* [Raw records]

####

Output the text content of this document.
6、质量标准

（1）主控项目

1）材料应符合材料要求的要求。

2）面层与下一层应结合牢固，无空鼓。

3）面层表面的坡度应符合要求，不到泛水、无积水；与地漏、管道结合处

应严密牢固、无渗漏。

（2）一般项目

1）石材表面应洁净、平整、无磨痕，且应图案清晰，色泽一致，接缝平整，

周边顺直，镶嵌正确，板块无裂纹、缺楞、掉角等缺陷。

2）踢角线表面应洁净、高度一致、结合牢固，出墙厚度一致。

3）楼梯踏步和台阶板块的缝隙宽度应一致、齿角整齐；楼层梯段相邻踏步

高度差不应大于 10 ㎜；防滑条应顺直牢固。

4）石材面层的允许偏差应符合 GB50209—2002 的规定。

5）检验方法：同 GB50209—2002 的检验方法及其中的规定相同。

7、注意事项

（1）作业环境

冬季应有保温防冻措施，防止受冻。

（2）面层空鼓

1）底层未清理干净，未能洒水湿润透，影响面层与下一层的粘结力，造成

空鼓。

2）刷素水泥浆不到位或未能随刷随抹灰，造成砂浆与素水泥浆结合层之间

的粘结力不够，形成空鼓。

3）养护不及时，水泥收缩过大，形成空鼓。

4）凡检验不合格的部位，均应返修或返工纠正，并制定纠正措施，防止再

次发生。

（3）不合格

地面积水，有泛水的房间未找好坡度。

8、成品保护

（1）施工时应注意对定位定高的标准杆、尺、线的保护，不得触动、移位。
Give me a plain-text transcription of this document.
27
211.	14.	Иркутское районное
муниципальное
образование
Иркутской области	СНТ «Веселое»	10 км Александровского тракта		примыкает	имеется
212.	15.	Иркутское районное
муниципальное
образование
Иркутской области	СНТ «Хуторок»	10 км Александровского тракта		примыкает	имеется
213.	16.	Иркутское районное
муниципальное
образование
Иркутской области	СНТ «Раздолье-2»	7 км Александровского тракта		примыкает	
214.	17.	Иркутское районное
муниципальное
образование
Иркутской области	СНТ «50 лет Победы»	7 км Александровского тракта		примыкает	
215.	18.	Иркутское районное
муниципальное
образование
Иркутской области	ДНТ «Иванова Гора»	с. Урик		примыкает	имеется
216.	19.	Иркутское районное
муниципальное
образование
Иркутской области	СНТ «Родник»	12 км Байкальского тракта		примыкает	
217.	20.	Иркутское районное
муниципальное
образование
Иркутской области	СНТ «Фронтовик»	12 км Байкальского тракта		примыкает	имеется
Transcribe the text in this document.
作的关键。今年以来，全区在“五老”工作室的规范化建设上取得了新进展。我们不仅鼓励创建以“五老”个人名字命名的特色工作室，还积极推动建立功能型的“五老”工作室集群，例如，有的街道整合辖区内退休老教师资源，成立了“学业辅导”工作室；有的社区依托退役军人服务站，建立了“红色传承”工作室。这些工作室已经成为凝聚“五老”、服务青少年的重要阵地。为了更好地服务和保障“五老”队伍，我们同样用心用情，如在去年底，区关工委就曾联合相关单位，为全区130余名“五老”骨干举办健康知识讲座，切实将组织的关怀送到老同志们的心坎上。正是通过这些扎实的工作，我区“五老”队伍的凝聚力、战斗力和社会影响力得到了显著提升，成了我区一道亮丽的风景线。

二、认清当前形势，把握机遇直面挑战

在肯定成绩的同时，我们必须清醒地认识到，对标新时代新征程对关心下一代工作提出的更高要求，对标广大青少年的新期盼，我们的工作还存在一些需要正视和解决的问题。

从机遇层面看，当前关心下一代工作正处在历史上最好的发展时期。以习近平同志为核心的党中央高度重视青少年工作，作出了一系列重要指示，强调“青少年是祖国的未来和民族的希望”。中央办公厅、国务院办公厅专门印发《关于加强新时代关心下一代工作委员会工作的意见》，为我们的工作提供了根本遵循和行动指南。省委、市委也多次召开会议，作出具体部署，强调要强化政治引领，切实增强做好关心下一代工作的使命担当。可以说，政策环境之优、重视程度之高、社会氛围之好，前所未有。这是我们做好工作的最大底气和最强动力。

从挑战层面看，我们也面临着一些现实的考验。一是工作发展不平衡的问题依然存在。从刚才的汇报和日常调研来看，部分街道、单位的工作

####

* [TASK BRIEF] Only the lines from the one containing "Give me a plain-text" through the end of the entries above belong in the answer; repeat them exactly.

* [FINISHED TASK]
Give me a plain-text transcription of this document.
27
211.	14.	Иркутское районное
муниципальное
образование
Иркутской области	СНТ «Веселое»	10 км Александровского тракта		примыкает	имеется
212.	15.	Иркутское районное
муниципальное
образование
Иркутской области	СНТ «Хуторок»	10 км Александровского тракта		примыкает	имеется
213.	16.	Иркутское районное
муниципальное
образование
Иркутской области	СНТ «Раздолье-2»	7 км Александровского тракта		примыкает	
214.	17.	Иркутское районное
муниципальное
образование
Иркутской области	СНТ «50 лет Победы»	7 км Александровского тракта		примыкает	
215.	18.	Иркутское районное
муниципальное
образование
Иркутской области	ДНТ «Иванова Гора»	с. Урик		примыкает	имеется
216.	19.	Иркутское районное
муниципальное
образование
Иркутской области	СНТ «Родник»	12 км Байкальского тракта		примыкает	
217.	20.	Иркутское районное
муниципальное
образование
Иркутской области	СНТ «Фронтовик»	12 км Байкальского тракта		примыкает	имеется
Transcribe the text in this document.
作的关键。今年以来，全区在“五老”工作室的规范化建设上取得了新进展。我们不仅鼓励创建以“五老”个人名字命名的特色工作室，还积极推动建立功能型的“五老”工作室集群，例如，有的街道整合辖区内退休老教师资源，成立了“学业辅导”工作室；有的社区依托退役军人服务站，建立了“红色传承”工作室。这些工作室已经成为凝聚“五老”、服务青少年的重要阵地。为了更好地服务和保障“五老”队伍，我们同样用心用情，如在去年底，区关工委就曾联合相关单位，为全区130余名“五老”骨干举办健康知识讲座，切实将组织的关怀送到老同志们的心坎上。正是通过这些扎实的工作，我区“五老”队伍的凝聚力、战斗力和社会影响力得到了显著提升，成了我区一道亮丽的风景线。

二、认清当前形势，把握机遇直面挑战

在肯定成绩的同时，我们必须清醒地认识到，对标新时代新征程对关心下一代工作提出的更高要求，对标广大青少年的新期盼，我们的工作还存在一些需要正视和解决的问题。

从机遇层面看，当前关心下一代工作正处在历史上最好的发展时期。以习近平同志为核心的党中央高度重视青少年工作，作出了一系列重要指示，强调“青少年是祖国的未来和民族的希望”。中央办公厅、国务院办公厅专门印发《关于加强新时代关心下一代工作委员会工作的意见》，为我们的工作提供了根本遵循和行动指南。省委、市委也多次召开会议，作出具体部署，强调要强化政治引领，切实增强做好关心下一代工作的使命担当。可以说，政策环境之优、重视程度之高、社会氛围之好，前所未有。这是我们做好工作的最大底气和最强动力。

从挑战层面看，我们也面临着一些现实的考验。一是工作发展不平衡的问题依然存在。从刚才的汇报和日常调研来看，部分街道、单位的工作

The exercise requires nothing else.